## EXERCISE DESCRIPTION
Write the next part of the film review of Censor below, beginning right after its final paragraph.

--- ARTICLE ---

The 1980s were a strange time for horror history in the United Kingdom. Following a moral panic over violence depicted in unregulated movies released on home video, over a hundred films were either banned or recalled, resulting in the passing of a law that forced video cassettes to be certified by the British Board of Film Classification (or BBFC) before release. Tapes were seized from video stores and destroyed under this charge, and the BBFC employed censors whose job it was to specifically watch these home videos and make notes of what needed to be cut for release.

Prano Bailey-Bond’s debut feature film Censor takes this time of upheaval and transforms it into a character study with style, ambiance, and all-out terror in equal measure.

Enid (played by the excellent Niamh Algar), the titular censor of this film, fully believes in the cause she works for—keeping supposedly dangerous, violent content out of the hands of the public by watching new video releases and marking down what needs to be cut. However, she’s still dealing with the unresolved disappearance of her sister Nina, and when she watches a video that hits a little too close to home for her liking, it leads her to believe that Nina is still alive. Her quest to investigate the world of exploitation horror and home video takes her deeper and deeper into an underworld she never expected, and as it turns out, she might not like the answers it has to give her.

A woman covered in blood in a red-lit forest in Censor

It’s easy to compare little parts of Censor to other great movies, like Peter Strickland’s Berberian Sound Studio and its exploration of what happens behind the scenes of violent horror movies, or Rose Glass’s Saint Maud and its protagonist’s strong moral code that leads her into dark places. And yet Prano Bailey-Bond has a style all her own as co-writer and director, building a world around the central character that starts out bland and becomes more and more colorful over time. She’s excellent at creating tension and atmosphere, making the viewer question reality as much as Enid does in her darkest moments. She even managed to legitimately get me with a jump scare that didn’t feel cheap or unearned.

Niamh Algar was the perfect choice to play Enid, balancing an uptight professional exterior with worry and anxiety bubbling beneath the surface. This is her movie to make or break, and she carries it with one of the best performances I’ve seen in a horror movie in a hot minute. Algar can show us so much with a tiny facial twitch, and for the stone-faced stoicism someone like Enid carries, subtle cues are all we get most of the time. It makes it all the more shocking when she lets that stone face drop and all her emotions come out at once, bringing her troubled interior to the forefront in some genuinely gripping scenes. By the ending minutes of Censor, we’re locked in, and we understand why Enid does what she does, but that doesn’t make what comes of it any less shocking.

--- COLLECTED DATA ---

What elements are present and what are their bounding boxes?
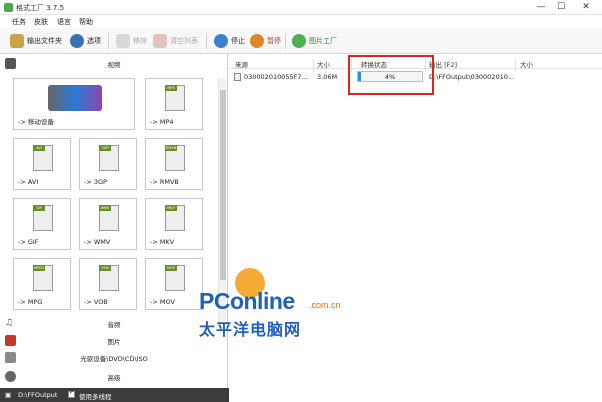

---

## ANSWER FOR THIS EXERCISE
Censor takes the idea of a “slow burn” horror movie and makes the seconds fly by with Algar’s performance and Bailey-Bond’s visual panache, so it’s no time at all until we’re deep in the full-frontal terror that comes from the ending. It takes on a bit of Wicker Man or Midsommar-like tension as we follow Enid down a road that seems to have an inevitable conclusion, and though I came pretty close to figuring out the truth behind everything myself while watching, it was no less satisfying or scary to watch play out. This is one of those stories where if you watched the first five minutes and the last five minutes next to each other, you would be incredibly confused as to how we got there—and I mean that as a compliment. Seeing everything spiral from quiet character moments to surprising gore over time is as entertaining as can be.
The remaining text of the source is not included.